§ Passage provided
===
Juan Gomez
- Born: Juan Francisco Gomez 27 March 1984 (age 41) Buenos Aires, Argentina
- Height: 1.83 m (6 ft 0 in)
- Weight: 115 kg (18 st 2 lb)

Rugby union career
- Position(s): Prop

Senior career
- Years: Team / Apps / (Points)
- 2006–07: Stade Français / 4 / (0)
- 2007–09: Leinster / 8 / (0)
- 2009–11: Leeds / 44 / (10)
- 2012–13: Pampas XV / 12 / (5)
- Correct as of 21 June 2013

International career
- Years: Team / Apps / (Points)
- 2006–: Argentina / 6 / (0)
- Correct as of 11 November 2012

= Juan Gomez (rugby union) =

Argentine rugby union player (born 1984)

Juan Francisco Gomez (born Buenos Aires 27 March 1984) is a professional rugby union rugby player. He started playing in Los Matreros Rugby Club. His debut game for his country, Argentina, was in 2006 when he was selected to play against Italy. The match took place in Rome where Argentina won 23–16. Juan joined Leinster Rugby in 2007, he moved to Leeds Carnegie in 2009. He is not the first of his countrymen to play their rugby for the Leeds Carnegie club. Other countrymen to have done so were Argentine internationals Diego Albanese, Pablo Bouza, Martin Schusterman and Alberto Di Bernardo.
===
§ Your goal
In the article on Juan Gomez, copy the text word for word from "Juan Francisco Gomez (born" to "Alberto Di Bernardo.".

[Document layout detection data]
===
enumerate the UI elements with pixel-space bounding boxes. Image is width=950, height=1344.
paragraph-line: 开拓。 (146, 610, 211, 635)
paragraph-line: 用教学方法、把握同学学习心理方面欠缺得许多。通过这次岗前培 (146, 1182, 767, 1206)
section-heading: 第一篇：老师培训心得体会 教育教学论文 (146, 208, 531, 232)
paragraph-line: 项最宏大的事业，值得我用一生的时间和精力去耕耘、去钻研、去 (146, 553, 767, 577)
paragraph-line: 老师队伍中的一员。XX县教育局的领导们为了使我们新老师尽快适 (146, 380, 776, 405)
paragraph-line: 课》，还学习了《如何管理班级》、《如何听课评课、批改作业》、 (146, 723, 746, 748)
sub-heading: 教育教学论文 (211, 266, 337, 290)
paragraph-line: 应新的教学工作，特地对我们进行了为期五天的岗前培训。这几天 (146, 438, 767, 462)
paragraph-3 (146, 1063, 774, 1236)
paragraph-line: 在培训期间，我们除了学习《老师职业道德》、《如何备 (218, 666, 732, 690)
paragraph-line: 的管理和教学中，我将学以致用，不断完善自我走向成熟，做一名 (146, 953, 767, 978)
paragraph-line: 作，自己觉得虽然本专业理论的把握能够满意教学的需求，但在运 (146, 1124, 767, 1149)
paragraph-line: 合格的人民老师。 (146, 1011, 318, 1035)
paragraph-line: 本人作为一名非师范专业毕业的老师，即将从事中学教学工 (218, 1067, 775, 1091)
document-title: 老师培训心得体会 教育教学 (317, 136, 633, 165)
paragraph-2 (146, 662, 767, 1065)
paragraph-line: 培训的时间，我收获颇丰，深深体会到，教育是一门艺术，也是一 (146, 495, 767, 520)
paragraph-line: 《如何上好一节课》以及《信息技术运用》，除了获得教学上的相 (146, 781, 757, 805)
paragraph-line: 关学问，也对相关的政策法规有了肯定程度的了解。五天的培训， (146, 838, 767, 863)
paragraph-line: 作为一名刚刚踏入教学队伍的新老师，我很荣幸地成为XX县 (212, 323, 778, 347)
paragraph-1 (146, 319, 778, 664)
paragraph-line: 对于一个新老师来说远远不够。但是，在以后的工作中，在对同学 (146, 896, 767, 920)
===
§ Response to the task
Juan Francisco Gomez (born Buenos Aires 27 March 1984) is a professional rugby union rugby player. He started playing in Los Matreros Rugby Club. His debut game for his country, Argentina, was in 2006 when he was selected to play against Italy. The match took place in Rome where Argentina won 23–16. Juan joined Leinster Rugby in 2007, he moved to Leeds Carnegie in 2009. He is not the first of his countrymen to play their rugby for the Leeds Carnegie club. Other countrymen to have done so were Argentine internationals Diego Albanese, Pablo Bouza, Martin Schusterman and Alberto Di Bernardo.